■ **Dataset items**:
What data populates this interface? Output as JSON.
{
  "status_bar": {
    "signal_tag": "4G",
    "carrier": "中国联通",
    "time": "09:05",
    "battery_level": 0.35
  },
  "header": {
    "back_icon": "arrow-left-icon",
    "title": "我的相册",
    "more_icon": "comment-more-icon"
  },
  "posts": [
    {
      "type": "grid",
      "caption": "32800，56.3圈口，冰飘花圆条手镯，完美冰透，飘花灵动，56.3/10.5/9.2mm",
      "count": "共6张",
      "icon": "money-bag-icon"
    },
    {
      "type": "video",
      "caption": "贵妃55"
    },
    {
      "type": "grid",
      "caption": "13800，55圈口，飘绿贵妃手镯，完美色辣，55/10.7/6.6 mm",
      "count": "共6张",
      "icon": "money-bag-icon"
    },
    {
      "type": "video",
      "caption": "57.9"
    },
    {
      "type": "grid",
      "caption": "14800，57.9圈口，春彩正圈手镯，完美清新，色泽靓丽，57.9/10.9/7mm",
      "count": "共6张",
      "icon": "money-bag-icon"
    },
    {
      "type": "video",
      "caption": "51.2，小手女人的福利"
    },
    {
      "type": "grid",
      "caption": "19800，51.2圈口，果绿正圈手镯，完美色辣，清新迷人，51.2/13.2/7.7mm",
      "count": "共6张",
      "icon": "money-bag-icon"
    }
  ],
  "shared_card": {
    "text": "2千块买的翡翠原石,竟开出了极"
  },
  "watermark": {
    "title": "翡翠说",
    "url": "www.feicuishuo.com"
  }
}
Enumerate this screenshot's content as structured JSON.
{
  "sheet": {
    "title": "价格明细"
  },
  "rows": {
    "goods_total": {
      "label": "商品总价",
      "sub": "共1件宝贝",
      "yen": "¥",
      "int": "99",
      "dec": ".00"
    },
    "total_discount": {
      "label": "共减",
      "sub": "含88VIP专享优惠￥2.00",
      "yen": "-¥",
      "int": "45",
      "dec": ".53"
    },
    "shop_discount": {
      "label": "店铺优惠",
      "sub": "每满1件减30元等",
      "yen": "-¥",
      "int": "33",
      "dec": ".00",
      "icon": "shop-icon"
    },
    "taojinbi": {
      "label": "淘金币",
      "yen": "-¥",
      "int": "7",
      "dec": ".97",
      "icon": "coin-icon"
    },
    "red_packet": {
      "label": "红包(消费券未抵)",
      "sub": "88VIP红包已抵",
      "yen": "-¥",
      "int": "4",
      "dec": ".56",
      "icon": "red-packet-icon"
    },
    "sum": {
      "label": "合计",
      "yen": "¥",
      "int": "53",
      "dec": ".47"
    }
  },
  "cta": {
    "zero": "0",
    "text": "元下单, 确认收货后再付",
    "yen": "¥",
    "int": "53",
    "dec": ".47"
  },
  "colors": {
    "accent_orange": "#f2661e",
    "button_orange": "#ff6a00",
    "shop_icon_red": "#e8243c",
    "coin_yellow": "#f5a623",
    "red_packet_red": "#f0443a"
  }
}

...

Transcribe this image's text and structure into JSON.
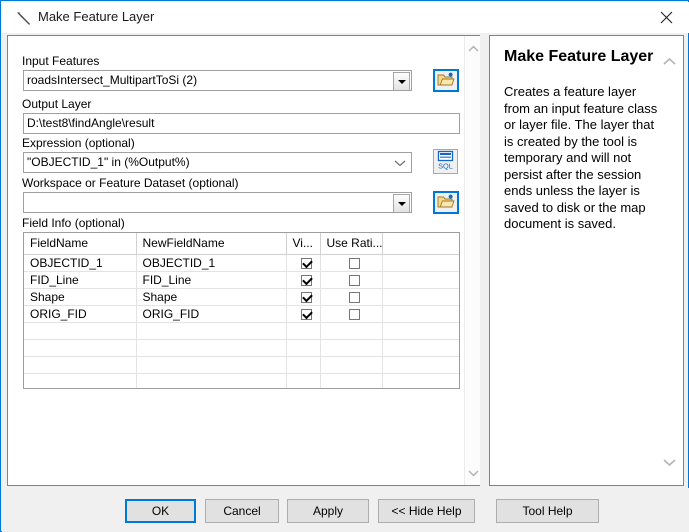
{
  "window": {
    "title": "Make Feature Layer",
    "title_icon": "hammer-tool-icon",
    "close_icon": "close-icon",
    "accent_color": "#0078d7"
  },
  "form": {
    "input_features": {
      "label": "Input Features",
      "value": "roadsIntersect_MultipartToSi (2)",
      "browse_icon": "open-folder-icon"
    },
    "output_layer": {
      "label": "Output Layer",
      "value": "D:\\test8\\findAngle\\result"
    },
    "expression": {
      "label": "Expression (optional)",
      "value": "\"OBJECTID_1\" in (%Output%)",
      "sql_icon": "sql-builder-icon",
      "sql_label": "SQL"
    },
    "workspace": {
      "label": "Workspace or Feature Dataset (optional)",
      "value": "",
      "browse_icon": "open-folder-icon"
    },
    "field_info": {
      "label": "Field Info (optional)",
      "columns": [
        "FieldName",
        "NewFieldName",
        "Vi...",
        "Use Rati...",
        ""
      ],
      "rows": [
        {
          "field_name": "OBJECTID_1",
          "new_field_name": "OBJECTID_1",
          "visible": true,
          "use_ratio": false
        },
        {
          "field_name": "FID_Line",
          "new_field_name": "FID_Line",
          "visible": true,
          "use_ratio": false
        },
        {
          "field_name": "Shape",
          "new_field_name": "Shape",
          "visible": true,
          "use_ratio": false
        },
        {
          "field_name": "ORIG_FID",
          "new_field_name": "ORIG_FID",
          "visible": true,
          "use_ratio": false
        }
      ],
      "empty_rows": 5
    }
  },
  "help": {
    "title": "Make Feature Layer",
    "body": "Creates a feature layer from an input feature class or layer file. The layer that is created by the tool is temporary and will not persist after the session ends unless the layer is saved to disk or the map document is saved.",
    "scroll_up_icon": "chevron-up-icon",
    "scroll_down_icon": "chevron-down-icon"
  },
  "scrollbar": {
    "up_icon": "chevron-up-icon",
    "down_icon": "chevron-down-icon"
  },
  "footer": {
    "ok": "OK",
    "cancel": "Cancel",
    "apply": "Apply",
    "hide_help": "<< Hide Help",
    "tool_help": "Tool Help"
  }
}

--

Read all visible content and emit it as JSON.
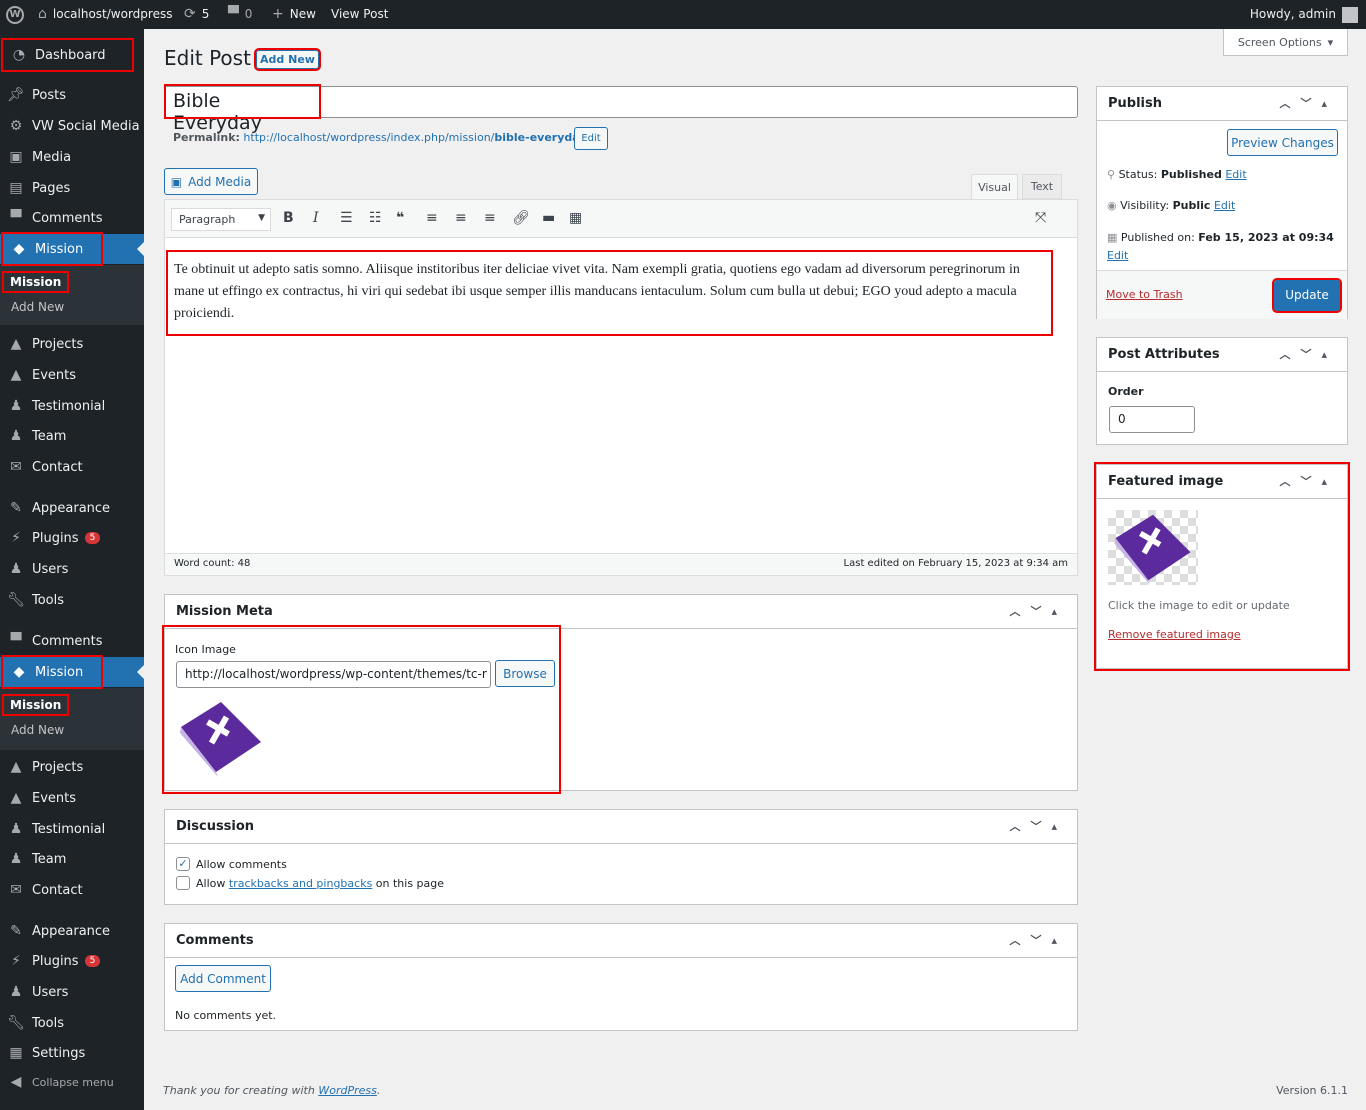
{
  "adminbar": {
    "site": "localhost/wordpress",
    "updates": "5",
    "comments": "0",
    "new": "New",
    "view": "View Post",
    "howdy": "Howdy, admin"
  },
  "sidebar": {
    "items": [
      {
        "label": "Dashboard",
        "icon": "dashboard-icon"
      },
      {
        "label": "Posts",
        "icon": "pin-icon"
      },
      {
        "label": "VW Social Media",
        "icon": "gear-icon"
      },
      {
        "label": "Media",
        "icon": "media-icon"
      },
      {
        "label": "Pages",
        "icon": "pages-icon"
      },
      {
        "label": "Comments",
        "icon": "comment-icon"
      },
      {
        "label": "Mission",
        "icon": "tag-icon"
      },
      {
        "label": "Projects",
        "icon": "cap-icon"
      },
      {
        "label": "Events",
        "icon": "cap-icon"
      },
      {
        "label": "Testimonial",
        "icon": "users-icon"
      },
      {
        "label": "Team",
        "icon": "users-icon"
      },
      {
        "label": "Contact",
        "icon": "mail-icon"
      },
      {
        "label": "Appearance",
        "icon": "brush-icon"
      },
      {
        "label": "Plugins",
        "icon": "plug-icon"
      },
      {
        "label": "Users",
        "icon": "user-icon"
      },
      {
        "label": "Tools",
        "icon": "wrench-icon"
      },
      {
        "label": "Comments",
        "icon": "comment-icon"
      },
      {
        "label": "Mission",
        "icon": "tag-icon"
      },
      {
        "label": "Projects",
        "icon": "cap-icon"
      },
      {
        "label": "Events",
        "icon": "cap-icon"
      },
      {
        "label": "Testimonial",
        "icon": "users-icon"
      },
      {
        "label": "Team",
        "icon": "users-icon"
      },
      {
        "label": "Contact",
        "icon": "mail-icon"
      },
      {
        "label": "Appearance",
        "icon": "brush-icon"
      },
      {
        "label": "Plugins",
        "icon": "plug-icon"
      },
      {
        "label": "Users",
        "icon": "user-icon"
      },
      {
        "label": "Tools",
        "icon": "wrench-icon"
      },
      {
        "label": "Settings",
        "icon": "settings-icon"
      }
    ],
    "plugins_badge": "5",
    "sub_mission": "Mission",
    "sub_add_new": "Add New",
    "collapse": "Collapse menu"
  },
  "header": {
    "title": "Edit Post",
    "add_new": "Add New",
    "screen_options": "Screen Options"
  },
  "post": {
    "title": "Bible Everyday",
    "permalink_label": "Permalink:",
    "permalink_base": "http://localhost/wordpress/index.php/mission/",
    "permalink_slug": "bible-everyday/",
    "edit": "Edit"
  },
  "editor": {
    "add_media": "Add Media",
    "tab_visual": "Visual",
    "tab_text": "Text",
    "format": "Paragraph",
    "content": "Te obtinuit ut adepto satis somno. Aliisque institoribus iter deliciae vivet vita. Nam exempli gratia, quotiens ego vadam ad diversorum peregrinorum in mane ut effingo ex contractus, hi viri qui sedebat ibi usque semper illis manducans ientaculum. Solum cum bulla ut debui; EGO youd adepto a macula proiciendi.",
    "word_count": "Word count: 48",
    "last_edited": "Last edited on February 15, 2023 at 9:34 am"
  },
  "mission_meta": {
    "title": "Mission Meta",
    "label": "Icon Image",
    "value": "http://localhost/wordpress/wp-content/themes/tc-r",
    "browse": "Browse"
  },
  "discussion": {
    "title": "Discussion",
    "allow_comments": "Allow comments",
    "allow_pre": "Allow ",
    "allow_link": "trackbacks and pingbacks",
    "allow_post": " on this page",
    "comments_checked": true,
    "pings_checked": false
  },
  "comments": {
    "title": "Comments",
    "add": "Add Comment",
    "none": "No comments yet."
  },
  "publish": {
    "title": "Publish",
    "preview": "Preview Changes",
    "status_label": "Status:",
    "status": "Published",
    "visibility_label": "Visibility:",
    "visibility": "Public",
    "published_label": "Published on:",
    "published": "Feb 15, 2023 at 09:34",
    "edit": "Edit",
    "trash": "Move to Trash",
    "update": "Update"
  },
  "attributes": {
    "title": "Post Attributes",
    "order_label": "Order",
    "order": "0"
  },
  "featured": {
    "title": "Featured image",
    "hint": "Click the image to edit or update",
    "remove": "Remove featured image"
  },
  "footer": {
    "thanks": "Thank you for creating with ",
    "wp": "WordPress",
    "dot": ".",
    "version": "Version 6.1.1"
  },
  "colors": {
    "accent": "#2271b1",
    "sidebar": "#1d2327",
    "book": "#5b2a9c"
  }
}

■ **PROMPT**: Wherever the string "Shape" appears in the entries above, list that line.

■ **RESPONSE TO THE EXERCISE**:
          "field_name": "Shape",
          "new_field_name": "Shape",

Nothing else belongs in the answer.